### OBJECTIVE
Below is a listing to write out in full, exactly as given, without its pictures.

Collection entries
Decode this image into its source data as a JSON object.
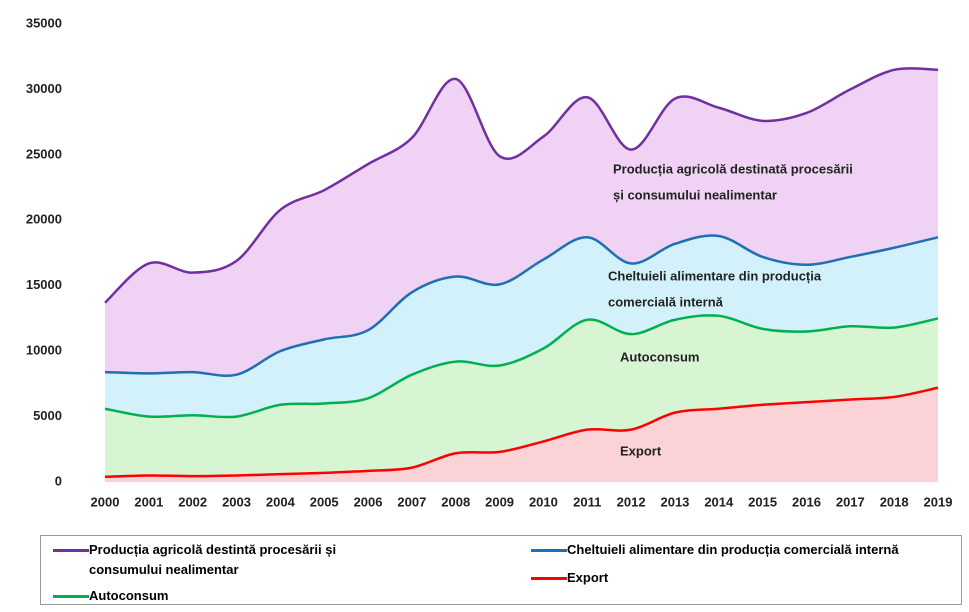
{
  "chart_data": {
    "type": "stacked_area",
    "categories": [
      "2000",
      "2001",
      "2002",
      "2003",
      "2004",
      "2005",
      "2006",
      "2007",
      "2008",
      "2009",
      "2010",
      "2011",
      "2012",
      "2013",
      "2014",
      "2015",
      "2016",
      "2017",
      "2018",
      "2019"
    ],
    "ylim": [
      0,
      35000
    ],
    "yticks": [
      0,
      5000,
      10000,
      15000,
      20000,
      25000,
      30000,
      35000
    ],
    "series": [
      {
        "name": "Export",
        "color": "#ff0000",
        "fill_color": "#fbd3d6",
        "values": [
          400,
          500,
          450,
          500,
          600,
          700,
          850,
          1100,
          2200,
          2300,
          3100,
          4000,
          4000,
          5300,
          5600,
          5900,
          6100,
          6300,
          6500,
          7200
        ]
      },
      {
        "name": "Autoconsum",
        "color": "#00b050",
        "fill_color": "#d8f5d3",
        "values": [
          5200,
          4500,
          4650,
          4500,
          5300,
          5300,
          5550,
          7100,
          7000,
          6600,
          7100,
          8400,
          7300,
          7100,
          7100,
          5800,
          5400,
          5600,
          5300,
          5300
        ]
      },
      {
        "name": "Cheltuieli alimentare din producția comercială internă",
        "color": "#1f6fb4",
        "fill_color": "#d3f1fa",
        "values": [
          2800,
          3300,
          3300,
          3200,
          4100,
          4900,
          5200,
          6300,
          6500,
          6200,
          6800,
          6300,
          5400,
          5800,
          6100,
          5500,
          5100,
          5300,
          6100,
          6200
        ]
      },
      {
        "name": "Producția agricolă destintă procesării și consumului nealimentar",
        "color": "#7030a0",
        "fill_color": "#efd2f4",
        "values": [
          5300,
          8400,
          7600,
          8700,
          10800,
          11400,
          12700,
          11800,
          15100,
          9800,
          9400,
          10700,
          8700,
          11100,
          9800,
          10400,
          11600,
          12800,
          13600,
          12800
        ]
      }
    ],
    "annotations": [
      {
        "lines": [
          "Producția agricolă destinată procesării",
          "și consumului nealimentar"
        ]
      },
      {
        "lines": [
          "Cheltuieli alimentare din producția",
          "comercială internă"
        ]
      },
      {
        "lines": [
          "Autoconsum"
        ]
      },
      {
        "lines": [
          "Export"
        ]
      }
    ]
  }
}
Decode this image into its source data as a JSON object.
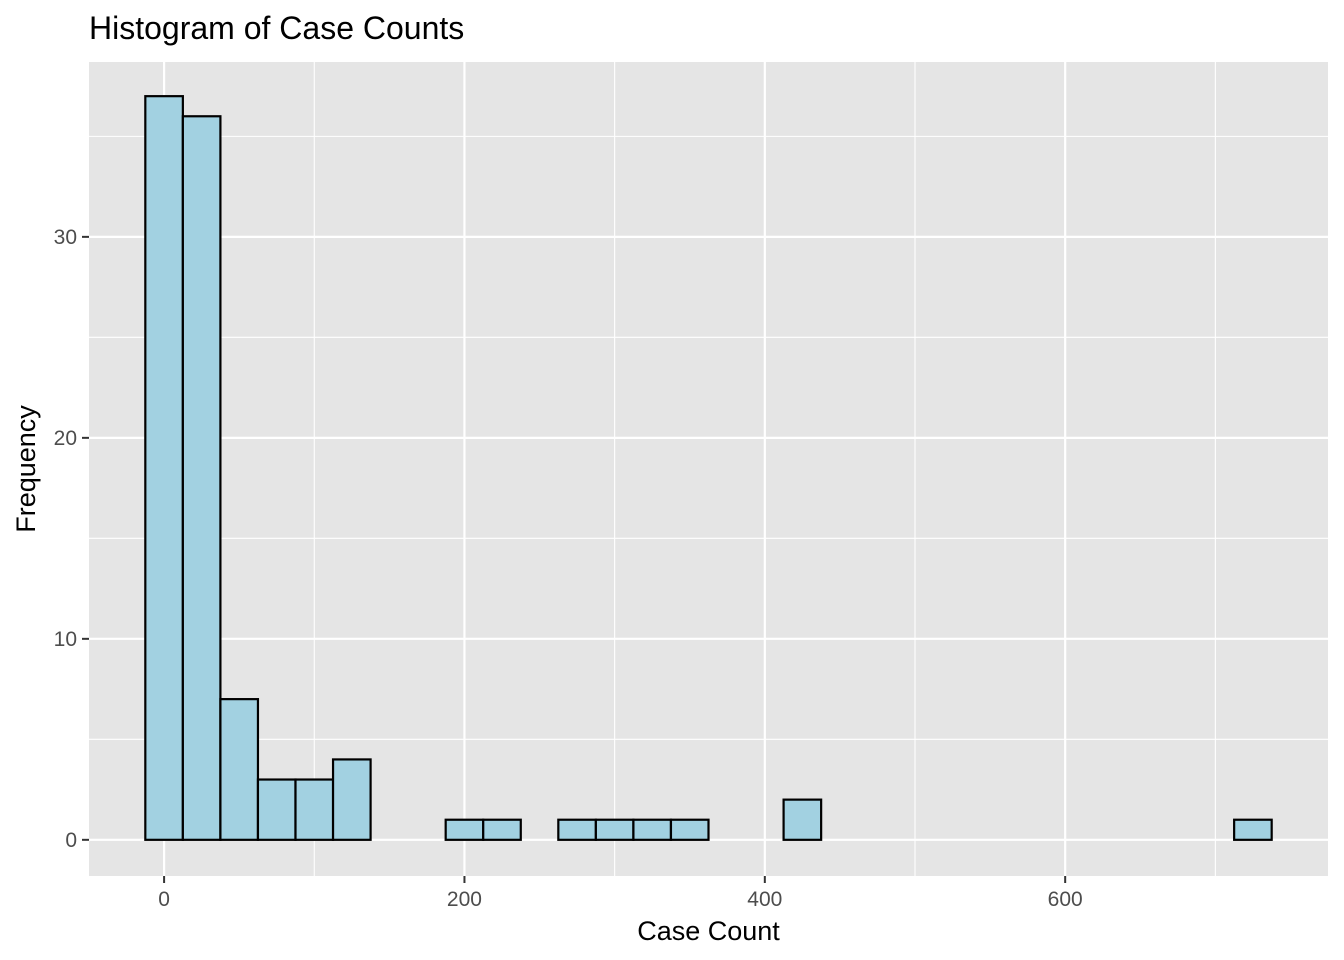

### THE RESPONSE
Decode this image into its source data as a JSON object.
{
  "chart_data": {
    "type": "stacked_area",
    "categories": [
      "2000",
      "2001",
      "2002",
      "2003",
      "2004",
      "2005",
      "2006",
      "2007",
      "2008",
      "2009",
      "2010",
      "2011",
      "2012",
      "2013",
      "2014",
      "2015",
      "2016",
      "2017",
      "2018",
      "2019"
    ],
    "ylim": [
      0,
      35000
    ],
    "yticks": [
      0,
      5000,
      10000,
      15000,
      20000,
      25000,
      30000,
      35000
    ],
    "series": [
      {
        "name": "Export",
        "color": "#ff0000",
        "fill_color": "#fbd3d6",
        "values": [
          400,
          500,
          450,
          500,
          600,
          700,
          850,
          1100,
          2200,
          2300,
          3100,
          4000,
          4000,
          5300,
          5600,
          5900,
          6100,
          6300,
          6500,
          7200
        ]
      },
      {
        "name": "Autoconsum",
        "color": "#00b050",
        "fill_color": "#d8f5d3",
        "values": [
          5200,
          4500,
          4650,
          4500,
          5300,
          5300,
          5550,
          7100,
          7000,
          6600,
          7100,
          8400,
          7300,
          7100,
          7100,
          5800,
          5400,
          5600,
          5300,
          5300
        ]
      },
      {
        "name": "Cheltuieli alimentare din producția comercială internă",
        "color": "#1f6fb4",
        "fill_color": "#d3f1fa",
        "values": [
          2800,
          3300,
          3300,
          3200,
          4100,
          4900,
          5200,
          6300,
          6500,
          6200,
          6800,
          6300,
          5400,
          5800,
          6100,
          5500,
          5100,
          5300,
          6100,
          6200
        ]
      },
      {
        "name": "Producția agricolă destintă procesării și consumului nealimentar",
        "color": "#7030a0",
        "fill_color": "#efd2f4",
        "values": [
          5300,
          8400,
          7600,
          8700,
          10800,
          11400,
          12700,
          11800,
          15100,
          9800,
          9400,
          10700,
          8700,
          11100,
          9800,
          10400,
          11600,
          12800,
          13600,
          12800
        ]
      }
    ],
    "annotations": [
      {
        "lines": [
          "Producția agricolă destinată procesării",
          "și consumului nealimentar"
        ]
      },
      {
        "lines": [
          "Cheltuieli alimentare din producția",
          "comercială internă"
        ]
      },
      {
        "lines": [
          "Autoconsum"
        ]
      },
      {
        "lines": [
          "Export"
        ]
      }
    ]
  }
}
Decode this image into its source data as a JSON object.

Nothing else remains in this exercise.